WHAT NEEDS TO BE DONE ->
Word for word, set down the records and skip each picture.
── LISTING ──
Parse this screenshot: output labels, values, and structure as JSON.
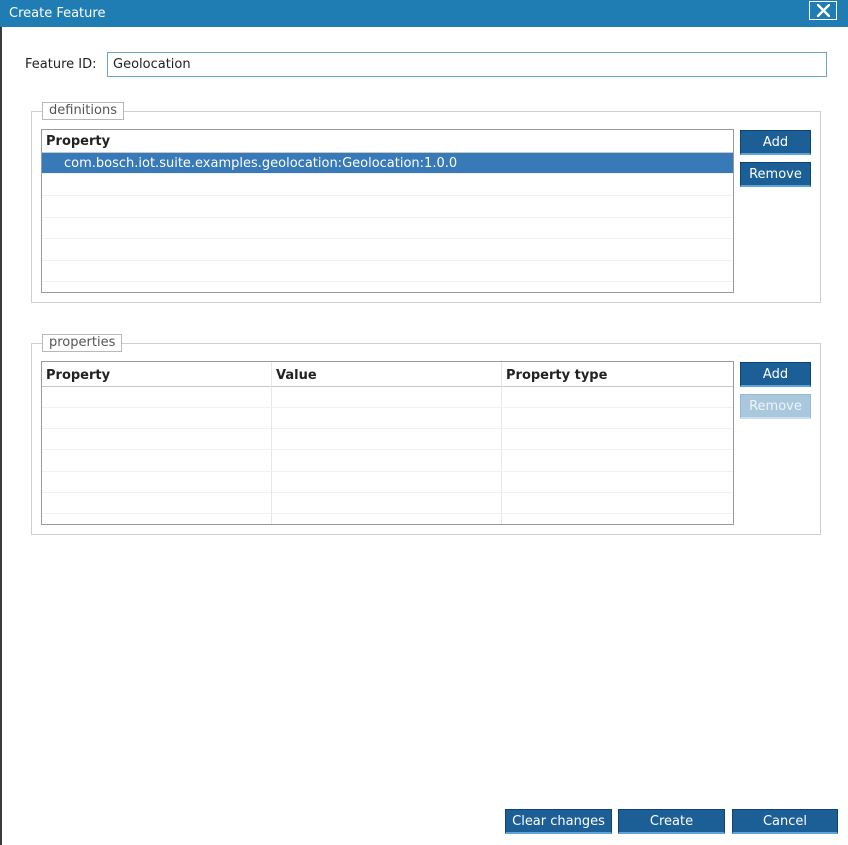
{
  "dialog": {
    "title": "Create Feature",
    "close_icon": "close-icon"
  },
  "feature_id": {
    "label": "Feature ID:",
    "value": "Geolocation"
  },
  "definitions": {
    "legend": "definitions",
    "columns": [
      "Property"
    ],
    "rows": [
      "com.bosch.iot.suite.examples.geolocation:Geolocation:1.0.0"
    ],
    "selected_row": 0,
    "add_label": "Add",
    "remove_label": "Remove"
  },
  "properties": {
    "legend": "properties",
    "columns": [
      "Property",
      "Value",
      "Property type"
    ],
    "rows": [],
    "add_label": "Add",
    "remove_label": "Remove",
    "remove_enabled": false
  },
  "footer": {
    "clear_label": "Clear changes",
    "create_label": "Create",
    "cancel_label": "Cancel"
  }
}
───
RESULT FOR THIS EXERCISE ->
Parse this screenshot: output labels, values, and structure as JSON.
{
  "dialog": {
    "title": "Create Feature",
    "close_icon": "close-icon"
  },
  "feature_id": {
    "label": "Feature ID:",
    "value": "Geolocation"
  },
  "definitions": {
    "legend": "definitions",
    "columns": [
      "Property"
    ],
    "rows": [
      "com.bosch.iot.suite.examples.geolocation:Geolocation:1.0.0"
    ],
    "selected_row": 0,
    "add_label": "Add",
    "remove_label": "Remove"
  },
  "properties": {
    "legend": "properties",
    "columns": [
      "Property",
      "Value",
      "Property type"
    ],
    "rows": [],
    "add_label": "Add",
    "remove_label": "Remove",
    "remove_enabled": false
  },
  "footer": {
    "clear_label": "Clear changes",
    "create_label": "Create",
    "cancel_label": "Cancel"
  }
}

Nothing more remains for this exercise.